◆ **Given exercise**: Without skipping anything, write out each record below exactly.

◆ **Material for the task**:
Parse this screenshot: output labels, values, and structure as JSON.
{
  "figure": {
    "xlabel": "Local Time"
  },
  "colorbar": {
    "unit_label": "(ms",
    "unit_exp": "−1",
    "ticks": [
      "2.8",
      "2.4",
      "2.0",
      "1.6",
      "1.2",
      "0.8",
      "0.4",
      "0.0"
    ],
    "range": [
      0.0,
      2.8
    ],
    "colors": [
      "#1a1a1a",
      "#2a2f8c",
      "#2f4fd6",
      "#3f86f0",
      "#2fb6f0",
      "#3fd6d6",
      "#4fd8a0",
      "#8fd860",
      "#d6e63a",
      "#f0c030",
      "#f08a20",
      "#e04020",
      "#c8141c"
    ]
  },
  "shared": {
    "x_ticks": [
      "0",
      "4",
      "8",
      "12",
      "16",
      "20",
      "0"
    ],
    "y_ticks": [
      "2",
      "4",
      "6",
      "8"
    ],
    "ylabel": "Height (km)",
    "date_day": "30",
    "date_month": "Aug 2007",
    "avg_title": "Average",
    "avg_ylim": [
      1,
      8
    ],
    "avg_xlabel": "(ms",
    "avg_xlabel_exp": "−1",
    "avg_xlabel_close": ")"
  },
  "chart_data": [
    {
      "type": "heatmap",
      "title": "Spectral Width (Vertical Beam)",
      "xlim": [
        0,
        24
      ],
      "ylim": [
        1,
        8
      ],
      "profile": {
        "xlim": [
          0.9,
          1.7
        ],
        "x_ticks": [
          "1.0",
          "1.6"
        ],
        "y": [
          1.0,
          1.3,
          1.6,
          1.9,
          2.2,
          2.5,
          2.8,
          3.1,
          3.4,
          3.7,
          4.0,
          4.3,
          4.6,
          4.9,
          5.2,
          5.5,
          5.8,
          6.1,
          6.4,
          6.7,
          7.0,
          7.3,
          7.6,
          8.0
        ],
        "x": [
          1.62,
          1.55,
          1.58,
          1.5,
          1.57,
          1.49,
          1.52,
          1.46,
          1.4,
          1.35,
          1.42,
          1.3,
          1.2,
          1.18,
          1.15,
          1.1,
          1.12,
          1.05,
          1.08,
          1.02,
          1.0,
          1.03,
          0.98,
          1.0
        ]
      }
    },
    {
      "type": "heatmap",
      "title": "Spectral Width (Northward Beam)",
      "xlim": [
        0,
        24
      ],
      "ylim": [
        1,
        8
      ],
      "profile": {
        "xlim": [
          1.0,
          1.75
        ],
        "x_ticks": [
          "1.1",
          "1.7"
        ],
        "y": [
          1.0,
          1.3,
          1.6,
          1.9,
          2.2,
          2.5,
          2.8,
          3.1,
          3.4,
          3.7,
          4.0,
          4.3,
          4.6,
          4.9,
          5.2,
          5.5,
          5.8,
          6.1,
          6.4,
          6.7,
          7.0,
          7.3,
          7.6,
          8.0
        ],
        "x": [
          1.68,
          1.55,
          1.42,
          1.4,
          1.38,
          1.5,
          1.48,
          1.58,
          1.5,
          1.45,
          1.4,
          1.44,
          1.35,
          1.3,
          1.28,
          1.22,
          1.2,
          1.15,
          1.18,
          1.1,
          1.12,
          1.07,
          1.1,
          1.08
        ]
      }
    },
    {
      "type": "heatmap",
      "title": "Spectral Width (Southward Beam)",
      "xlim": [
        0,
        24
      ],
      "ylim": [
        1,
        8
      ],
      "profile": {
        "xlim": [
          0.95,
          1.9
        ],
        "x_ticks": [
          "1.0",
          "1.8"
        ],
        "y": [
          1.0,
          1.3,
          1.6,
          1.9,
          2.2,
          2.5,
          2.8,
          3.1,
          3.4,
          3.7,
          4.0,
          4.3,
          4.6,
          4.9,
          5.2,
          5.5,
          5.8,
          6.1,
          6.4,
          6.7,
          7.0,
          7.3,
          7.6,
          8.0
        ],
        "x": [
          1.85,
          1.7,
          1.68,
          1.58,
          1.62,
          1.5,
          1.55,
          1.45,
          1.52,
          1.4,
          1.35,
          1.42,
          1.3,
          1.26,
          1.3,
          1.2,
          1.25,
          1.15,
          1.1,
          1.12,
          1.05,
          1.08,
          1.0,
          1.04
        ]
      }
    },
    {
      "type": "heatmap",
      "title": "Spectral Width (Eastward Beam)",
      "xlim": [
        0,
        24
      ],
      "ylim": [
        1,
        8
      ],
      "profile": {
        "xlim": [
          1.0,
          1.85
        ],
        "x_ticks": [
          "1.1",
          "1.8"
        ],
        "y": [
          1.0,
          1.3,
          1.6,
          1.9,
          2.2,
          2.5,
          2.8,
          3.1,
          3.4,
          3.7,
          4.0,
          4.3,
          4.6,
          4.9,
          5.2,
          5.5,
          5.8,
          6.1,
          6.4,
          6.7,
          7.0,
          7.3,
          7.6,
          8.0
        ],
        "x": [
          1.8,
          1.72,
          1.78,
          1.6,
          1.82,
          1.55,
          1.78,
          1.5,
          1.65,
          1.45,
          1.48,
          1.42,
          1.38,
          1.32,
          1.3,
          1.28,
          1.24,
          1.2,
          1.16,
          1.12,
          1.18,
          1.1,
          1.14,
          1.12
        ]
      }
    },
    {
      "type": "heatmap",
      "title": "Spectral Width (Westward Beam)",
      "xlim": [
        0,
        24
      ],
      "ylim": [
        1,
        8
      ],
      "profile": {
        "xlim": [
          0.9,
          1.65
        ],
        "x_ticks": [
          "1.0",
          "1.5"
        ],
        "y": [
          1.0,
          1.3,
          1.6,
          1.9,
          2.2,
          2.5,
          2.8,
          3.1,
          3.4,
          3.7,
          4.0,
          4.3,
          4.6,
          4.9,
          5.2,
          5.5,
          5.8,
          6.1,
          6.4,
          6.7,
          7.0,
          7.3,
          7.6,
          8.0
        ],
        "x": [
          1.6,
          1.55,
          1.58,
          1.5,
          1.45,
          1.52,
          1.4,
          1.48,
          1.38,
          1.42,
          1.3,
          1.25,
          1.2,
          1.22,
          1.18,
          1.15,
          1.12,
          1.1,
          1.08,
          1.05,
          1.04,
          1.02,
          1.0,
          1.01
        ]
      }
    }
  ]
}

◆ **Answer in full**:
Parse this screenshot: output labels, values, and structure as JSON.
{
  "figure": {
    "xlabel": "Local Time"
  },
  "colorbar": {
    "unit_label": "(ms",
    "unit_exp": "−1",
    "ticks": [
      "2.8",
      "2.4",
      "2.0",
      "1.6",
      "1.2",
      "0.8",
      "0.4",
      "0.0"
    ],
    "range": [
      0.0,
      2.8
    ],
    "colors": [
      "#1a1a1a",
      "#2a2f8c",
      "#2f4fd6",
      "#3f86f0",
      "#2fb6f0",
      "#3fd6d6",
      "#4fd8a0",
      "#8fd860",
      "#d6e63a",
      "#f0c030",
      "#f08a20",
      "#e04020",
      "#c8141c"
    ]
  },
  "shared": {
    "x_ticks": [
      "0",
      "4",
      "8",
      "12",
      "16",
      "20",
      "0"
    ],
    "y_ticks": [
      "2",
      "4",
      "6",
      "8"
    ],
    "ylabel": "Height (km)",
    "date_day": "30",
    "date_month": "Aug 2007",
    "avg_title": "Average",
    "avg_ylim": [
      1,
      8
    ],
    "avg_xlabel": "(ms",
    "avg_xlabel_exp": "−1",
    "avg_xlabel_close": ")"
  },
  "chart_data": [
    {
      "type": "heatmap",
      "title": "Spectral Width (Vertical Beam)",
      "xlim": [
        0,
        24
      ],
      "ylim": [
        1,
        8
      ],
      "profile": {
        "xlim": [
          0.9,
          1.7
        ],
        "x_ticks": [
          "1.0",
          "1.6"
        ],
        "y": [
          1.0,
          1.3,
          1.6,
          1.9,
          2.2,
          2.5,
          2.8,
          3.1,
          3.4,
          3.7,
          4.0,
          4.3,
          4.6,
          4.9,
          5.2,
          5.5,
          5.8,
          6.1,
          6.4,
          6.7,
          7.0,
          7.3,
          7.6,
          8.0
        ],
        "x": [
          1.62,
          1.55,
          1.58,
          1.5,
          1.57,
          1.49,
          1.52,
          1.46,
          1.4,
          1.35,
          1.42,
          1.3,
          1.2,
          1.18,
          1.15,
          1.1,
          1.12,
          1.05,
          1.08,
          1.02,
          1.0,
          1.03,
          0.98,
          1.0
        ]
      }
    },
    {
      "type": "heatmap",
      "title": "Spectral Width (Northward Beam)",
      "xlim": [
        0,
        24
      ],
      "ylim": [
        1,
        8
      ],
      "profile": {
        "xlim": [
          1.0,
          1.75
        ],
        "x_ticks": [
          "1.1",
          "1.7"
        ],
        "y": [
          1.0,
          1.3,
          1.6,
          1.9,
          2.2,
          2.5,
          2.8,
          3.1,
          3.4,
          3.7,
          4.0,
          4.3,
          4.6,
          4.9,
          5.2,
          5.5,
          5.8,
          6.1,
          6.4,
          6.7,
          7.0,
          7.3,
          7.6,
          8.0
        ],
        "x": [
          1.68,
          1.55,
          1.42,
          1.4,
          1.38,
          1.5,
          1.48,
          1.58,
          1.5,
          1.45,
          1.4,
          1.44,
          1.35,
          1.3,
          1.28,
          1.22,
          1.2,
          1.15,
          1.18,
          1.1,
          1.12,
          1.07,
          1.1,
          1.08
        ]
      }
    },
    {
      "type": "heatmap",
      "title": "Spectral Width (Southward Beam)",
      "xlim": [
        0,
        24
      ],
      "ylim": [
        1,
        8
      ],
      "profile": {
        "xlim": [
          0.95,
          1.9
        ],
        "x_ticks": [
          "1.0",
          "1.8"
        ],
        "y": [
          1.0,
          1.3,
          1.6,
          1.9,
          2.2,
          2.5,
          2.8,
          3.1,
          3.4,
          3.7,
          4.0,
          4.3,
          4.6,
          4.9,
          5.2,
          5.5,
          5.8,
          6.1,
          6.4,
          6.7,
          7.0,
          7.3,
          7.6,
          8.0
        ],
        "x": [
          1.85,
          1.7,
          1.68,
          1.58,
          1.62,
          1.5,
          1.55,
          1.45,
          1.52,
          1.4,
          1.35,
          1.42,
          1.3,
          1.26,
          1.3,
          1.2,
          1.25,
          1.15,
          1.1,
          1.12,
          1.05,
          1.08,
          1.0,
          1.04
        ]
      }
    },
    {
      "type": "heatmap",
      "title": "Spectral Width (Eastward Beam)",
      "xlim": [
        0,
        24
      ],
      "ylim": [
        1,
        8
      ],
      "profile": {
        "xlim": [
          1.0,
          1.85
        ],
        "x_ticks": [
          "1.1",
          "1.8"
        ],
        "y": [
          1.0,
          1.3,
          1.6,
          1.9,
          2.2,
          2.5,
          2.8,
          3.1,
          3.4,
          3.7,
          4.0,
          4.3,
          4.6,
          4.9,
          5.2,
          5.5,
          5.8,
          6.1,
          6.4,
          6.7,
          7.0,
          7.3,
          7.6,
          8.0
        ],
        "x": [
          1.8,
          1.72,
          1.78,
          1.6,
          1.82,
          1.55,
          1.78,
          1.5,
          1.65,
          1.45,
          1.48,
          1.42,
          1.38,
          1.32,
          1.3,
          1.28,
          1.24,
          1.2,
          1.16,
          1.12,
          1.18,
          1.1,
          1.14,
          1.12
        ]
      }
    },
    {
      "type": "heatmap",
      "title": "Spectral Width (Westward Beam)",
      "xlim": [
        0,
        24
      ],
      "ylim": [
        1,
        8
      ],
      "profile": {
        "xlim": [
          0.9,
          1.65
        ],
        "x_ticks": [
          "1.0",
          "1.5"
        ],
        "y": [
          1.0,
          1.3,
          1.6,
          1.9,
          2.2,
          2.5,
          2.8,
          3.1,
          3.4,
          3.7,
          4.0,
          4.3,
          4.6,
          4.9,
          5.2,
          5.5,
          5.8,
          6.1,
          6.4,
          6.7,
          7.0,
          7.3,
          7.6,
          8.0
        ],
        "x": [
          1.6,
          1.55,
          1.58,
          1.5,
          1.45,
          1.52,
          1.4,
          1.48,
          1.38,
          1.42,
          1.3,
          1.25,
          1.2,
          1.22,
          1.18,
          1.15,
          1.12,
          1.1,
          1.08,
          1.05,
          1.04,
          1.02,
          1.0,
          1.01
        ]
      }
    }
  ]
}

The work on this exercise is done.